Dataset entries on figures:

□ □ □ □ □ □ □

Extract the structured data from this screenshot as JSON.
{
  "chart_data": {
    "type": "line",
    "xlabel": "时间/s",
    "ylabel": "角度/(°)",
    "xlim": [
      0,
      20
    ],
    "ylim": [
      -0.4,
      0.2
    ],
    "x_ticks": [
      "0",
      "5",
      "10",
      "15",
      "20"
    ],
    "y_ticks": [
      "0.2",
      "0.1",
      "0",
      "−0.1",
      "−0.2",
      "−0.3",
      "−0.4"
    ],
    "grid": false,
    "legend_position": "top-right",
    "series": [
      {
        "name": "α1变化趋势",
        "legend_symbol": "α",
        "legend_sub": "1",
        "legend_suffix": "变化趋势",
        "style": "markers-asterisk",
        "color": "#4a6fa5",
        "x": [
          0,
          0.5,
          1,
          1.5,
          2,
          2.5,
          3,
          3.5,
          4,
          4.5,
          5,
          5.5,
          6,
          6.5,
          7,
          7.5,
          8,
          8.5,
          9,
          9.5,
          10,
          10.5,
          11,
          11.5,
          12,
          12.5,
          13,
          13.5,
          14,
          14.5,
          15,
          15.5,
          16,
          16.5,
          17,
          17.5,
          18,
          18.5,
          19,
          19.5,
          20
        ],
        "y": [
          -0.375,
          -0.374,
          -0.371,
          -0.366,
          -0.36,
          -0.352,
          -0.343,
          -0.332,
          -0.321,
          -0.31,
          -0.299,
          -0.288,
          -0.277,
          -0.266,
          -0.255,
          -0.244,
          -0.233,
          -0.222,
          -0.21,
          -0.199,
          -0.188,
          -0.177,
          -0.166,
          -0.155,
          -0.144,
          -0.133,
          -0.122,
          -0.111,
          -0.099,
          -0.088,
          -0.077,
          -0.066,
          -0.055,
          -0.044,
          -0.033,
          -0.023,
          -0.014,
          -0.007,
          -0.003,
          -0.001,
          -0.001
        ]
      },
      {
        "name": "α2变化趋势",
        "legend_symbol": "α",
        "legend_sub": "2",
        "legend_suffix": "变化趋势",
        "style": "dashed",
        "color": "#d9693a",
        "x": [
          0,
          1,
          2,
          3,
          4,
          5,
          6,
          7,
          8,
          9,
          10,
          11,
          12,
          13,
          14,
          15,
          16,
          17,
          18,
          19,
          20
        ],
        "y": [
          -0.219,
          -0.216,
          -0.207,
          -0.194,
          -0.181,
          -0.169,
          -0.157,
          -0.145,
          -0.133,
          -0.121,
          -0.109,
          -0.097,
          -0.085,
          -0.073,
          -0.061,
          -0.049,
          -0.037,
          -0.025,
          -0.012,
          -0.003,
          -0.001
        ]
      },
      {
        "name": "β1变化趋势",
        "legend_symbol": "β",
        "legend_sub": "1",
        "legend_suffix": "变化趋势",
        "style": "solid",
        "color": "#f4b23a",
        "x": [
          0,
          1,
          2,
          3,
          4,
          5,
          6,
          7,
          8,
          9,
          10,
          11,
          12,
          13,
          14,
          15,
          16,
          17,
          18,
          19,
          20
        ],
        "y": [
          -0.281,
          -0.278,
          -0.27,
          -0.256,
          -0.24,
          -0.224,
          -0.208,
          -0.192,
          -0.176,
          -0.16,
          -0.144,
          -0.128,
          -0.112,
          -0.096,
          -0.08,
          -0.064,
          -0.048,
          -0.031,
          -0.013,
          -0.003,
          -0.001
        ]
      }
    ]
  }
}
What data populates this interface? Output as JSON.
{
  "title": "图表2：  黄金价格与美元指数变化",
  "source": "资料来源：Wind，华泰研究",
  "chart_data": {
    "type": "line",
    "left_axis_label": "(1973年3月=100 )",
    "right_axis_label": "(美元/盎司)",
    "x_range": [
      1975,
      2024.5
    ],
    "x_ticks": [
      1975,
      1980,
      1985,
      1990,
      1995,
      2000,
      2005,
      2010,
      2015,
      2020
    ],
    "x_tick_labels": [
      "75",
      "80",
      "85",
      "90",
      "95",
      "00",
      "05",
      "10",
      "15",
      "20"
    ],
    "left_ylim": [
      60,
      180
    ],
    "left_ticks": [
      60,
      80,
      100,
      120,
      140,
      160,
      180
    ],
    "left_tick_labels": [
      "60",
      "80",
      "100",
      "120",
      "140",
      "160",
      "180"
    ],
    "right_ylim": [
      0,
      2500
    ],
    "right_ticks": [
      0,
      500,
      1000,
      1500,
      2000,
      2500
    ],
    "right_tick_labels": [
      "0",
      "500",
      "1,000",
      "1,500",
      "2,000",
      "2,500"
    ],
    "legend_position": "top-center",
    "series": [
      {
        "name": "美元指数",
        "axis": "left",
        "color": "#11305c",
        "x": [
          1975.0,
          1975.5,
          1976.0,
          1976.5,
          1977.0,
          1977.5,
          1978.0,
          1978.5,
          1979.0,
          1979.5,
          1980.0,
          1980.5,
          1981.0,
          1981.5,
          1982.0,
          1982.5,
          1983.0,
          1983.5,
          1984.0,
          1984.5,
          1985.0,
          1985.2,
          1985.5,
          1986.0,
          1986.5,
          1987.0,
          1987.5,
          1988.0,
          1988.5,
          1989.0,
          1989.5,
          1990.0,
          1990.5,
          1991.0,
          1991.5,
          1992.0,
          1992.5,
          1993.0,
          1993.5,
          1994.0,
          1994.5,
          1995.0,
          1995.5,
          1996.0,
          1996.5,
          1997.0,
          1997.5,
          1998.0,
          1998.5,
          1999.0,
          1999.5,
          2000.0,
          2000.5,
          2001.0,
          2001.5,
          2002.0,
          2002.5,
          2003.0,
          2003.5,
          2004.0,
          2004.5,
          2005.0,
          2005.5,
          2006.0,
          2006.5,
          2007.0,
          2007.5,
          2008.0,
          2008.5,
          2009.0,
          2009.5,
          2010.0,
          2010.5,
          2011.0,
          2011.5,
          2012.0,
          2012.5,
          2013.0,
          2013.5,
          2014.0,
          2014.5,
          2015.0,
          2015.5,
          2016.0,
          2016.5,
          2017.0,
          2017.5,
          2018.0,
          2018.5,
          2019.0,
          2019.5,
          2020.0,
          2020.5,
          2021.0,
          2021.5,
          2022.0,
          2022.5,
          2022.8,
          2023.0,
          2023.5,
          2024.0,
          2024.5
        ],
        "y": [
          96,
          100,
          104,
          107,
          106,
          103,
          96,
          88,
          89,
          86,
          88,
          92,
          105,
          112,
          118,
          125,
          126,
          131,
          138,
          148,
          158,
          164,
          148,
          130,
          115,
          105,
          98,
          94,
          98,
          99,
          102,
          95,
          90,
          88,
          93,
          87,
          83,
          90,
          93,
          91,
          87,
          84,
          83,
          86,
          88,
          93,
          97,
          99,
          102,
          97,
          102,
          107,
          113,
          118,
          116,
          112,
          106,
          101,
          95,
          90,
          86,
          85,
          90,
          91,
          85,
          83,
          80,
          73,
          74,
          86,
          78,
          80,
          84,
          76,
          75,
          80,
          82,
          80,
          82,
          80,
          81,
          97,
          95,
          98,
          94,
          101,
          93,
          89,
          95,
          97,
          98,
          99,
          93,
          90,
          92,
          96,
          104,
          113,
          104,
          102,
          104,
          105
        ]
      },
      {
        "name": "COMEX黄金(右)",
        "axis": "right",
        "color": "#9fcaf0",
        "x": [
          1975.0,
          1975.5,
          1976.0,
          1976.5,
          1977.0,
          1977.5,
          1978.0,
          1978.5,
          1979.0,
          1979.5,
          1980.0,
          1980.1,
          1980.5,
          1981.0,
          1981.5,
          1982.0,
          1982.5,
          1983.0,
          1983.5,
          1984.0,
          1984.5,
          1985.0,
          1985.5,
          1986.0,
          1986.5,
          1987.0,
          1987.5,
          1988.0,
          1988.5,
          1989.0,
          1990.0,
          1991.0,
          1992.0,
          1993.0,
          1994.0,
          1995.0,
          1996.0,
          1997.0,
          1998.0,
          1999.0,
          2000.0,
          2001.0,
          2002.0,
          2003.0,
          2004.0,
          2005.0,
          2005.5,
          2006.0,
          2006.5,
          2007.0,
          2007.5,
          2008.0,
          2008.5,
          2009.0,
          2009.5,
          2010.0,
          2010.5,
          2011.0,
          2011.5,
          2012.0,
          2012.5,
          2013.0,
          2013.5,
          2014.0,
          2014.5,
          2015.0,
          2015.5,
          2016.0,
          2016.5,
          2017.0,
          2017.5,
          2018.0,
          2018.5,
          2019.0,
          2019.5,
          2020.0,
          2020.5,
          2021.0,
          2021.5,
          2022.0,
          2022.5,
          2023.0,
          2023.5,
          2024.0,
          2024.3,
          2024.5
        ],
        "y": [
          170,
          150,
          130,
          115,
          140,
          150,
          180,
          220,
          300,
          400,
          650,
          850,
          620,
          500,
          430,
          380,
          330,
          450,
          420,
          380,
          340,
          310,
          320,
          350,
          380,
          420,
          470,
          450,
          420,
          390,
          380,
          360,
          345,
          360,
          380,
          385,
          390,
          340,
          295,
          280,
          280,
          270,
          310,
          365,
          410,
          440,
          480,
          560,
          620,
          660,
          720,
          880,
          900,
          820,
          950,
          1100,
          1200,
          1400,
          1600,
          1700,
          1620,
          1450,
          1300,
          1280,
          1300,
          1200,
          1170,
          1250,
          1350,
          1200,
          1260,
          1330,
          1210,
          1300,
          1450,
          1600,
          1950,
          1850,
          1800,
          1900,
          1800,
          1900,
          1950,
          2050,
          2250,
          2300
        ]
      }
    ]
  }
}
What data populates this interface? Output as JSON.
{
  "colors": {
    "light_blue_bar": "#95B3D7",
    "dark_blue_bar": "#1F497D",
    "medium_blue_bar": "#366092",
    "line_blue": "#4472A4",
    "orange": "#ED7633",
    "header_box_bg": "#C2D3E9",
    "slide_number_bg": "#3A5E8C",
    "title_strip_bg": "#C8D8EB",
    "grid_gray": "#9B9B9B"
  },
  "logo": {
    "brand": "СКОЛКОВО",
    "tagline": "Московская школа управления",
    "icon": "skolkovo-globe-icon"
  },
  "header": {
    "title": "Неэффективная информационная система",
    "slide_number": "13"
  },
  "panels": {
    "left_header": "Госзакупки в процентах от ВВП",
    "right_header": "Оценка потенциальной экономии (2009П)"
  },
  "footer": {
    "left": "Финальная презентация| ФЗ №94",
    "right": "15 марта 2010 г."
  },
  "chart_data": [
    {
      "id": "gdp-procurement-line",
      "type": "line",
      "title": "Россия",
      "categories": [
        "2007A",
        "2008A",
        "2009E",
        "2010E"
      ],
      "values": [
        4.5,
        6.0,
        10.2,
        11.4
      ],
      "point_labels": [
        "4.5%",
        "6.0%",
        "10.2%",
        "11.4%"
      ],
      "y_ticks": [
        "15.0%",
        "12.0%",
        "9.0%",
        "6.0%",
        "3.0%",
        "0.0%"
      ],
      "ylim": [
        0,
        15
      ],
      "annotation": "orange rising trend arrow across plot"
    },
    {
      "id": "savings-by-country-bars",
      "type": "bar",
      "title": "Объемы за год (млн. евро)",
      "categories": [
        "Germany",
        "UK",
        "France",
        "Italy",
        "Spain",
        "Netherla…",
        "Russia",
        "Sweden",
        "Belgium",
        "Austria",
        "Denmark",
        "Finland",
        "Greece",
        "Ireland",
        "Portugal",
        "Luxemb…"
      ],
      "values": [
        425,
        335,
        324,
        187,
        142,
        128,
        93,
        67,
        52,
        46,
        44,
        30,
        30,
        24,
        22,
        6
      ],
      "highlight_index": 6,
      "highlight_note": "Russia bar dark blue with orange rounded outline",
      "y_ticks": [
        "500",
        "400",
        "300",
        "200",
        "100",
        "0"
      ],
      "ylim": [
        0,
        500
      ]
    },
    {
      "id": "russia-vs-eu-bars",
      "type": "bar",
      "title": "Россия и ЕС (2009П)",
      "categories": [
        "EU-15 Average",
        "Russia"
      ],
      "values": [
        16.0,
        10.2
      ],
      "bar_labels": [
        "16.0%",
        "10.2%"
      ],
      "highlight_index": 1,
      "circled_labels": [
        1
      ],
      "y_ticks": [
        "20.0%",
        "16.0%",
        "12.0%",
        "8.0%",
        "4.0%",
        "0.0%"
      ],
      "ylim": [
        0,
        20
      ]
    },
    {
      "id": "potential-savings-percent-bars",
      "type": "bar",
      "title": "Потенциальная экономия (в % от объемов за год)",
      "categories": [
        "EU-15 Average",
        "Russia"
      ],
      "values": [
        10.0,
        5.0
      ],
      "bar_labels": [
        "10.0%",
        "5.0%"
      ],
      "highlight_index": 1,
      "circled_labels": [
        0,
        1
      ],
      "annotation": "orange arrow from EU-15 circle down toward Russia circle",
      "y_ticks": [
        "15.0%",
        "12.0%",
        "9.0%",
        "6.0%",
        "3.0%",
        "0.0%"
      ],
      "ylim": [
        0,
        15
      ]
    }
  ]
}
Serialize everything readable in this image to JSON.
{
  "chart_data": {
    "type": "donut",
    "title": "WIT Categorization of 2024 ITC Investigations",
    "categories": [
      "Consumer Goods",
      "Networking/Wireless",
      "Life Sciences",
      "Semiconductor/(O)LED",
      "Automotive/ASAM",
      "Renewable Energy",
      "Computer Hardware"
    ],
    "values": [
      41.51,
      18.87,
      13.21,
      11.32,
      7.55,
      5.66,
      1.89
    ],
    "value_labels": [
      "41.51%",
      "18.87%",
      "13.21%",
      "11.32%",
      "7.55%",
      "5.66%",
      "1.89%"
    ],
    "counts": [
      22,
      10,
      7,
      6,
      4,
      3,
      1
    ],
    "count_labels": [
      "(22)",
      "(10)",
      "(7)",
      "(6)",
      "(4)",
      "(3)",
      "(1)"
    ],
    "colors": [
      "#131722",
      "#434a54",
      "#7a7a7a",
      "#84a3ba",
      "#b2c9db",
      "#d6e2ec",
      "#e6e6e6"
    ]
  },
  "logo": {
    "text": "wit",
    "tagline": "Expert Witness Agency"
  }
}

□ □ □ □ □ □ □

TASK STATEMENT: From the line holding "Serialize everything readable" through the last line above, reproduce each line exactly and add nothing.

THE COMPLETED TASK:
Serialize everything readable in this image to JSON.
{
  "chart_data": {
    "type": "donut",
    "title": "WIT Categorization of 2024 ITC Investigations",
    "categories": [
      "Consumer Goods",
      "Networking/Wireless",
      "Life Sciences",
      "Semiconductor/(O)LED",
      "Automotive/ASAM",
      "Renewable Energy",
      "Computer Hardware"
    ],
    "values": [
      41.51,
      18.87,
      13.21,
      11.32,
      7.55,
      5.66,
      1.89
    ],
    "value_labels": [
      "41.51%",
      "18.87%",
      "13.21%",
      "11.32%",
      "7.55%",
      "5.66%",
      "1.89%"
    ],
    "counts": [
      22,
      10,
      7,
      6,
      4,
      3,
      1
    ],
    "count_labels": [
      "(22)",
      "(10)",
      "(7)",
      "(6)",
      "(4)",
      "(3)",
      "(1)"
    ],
    "colors": [
      "#131722",
      "#434a54",
      "#7a7a7a",
      "#84a3ba",
      "#b2c9db",
      "#d6e2ec",
      "#e6e6e6"
    ]
  },
  "logo": {
    "text": "wit",
    "tagline": "Expert Witness Agency"
  }
}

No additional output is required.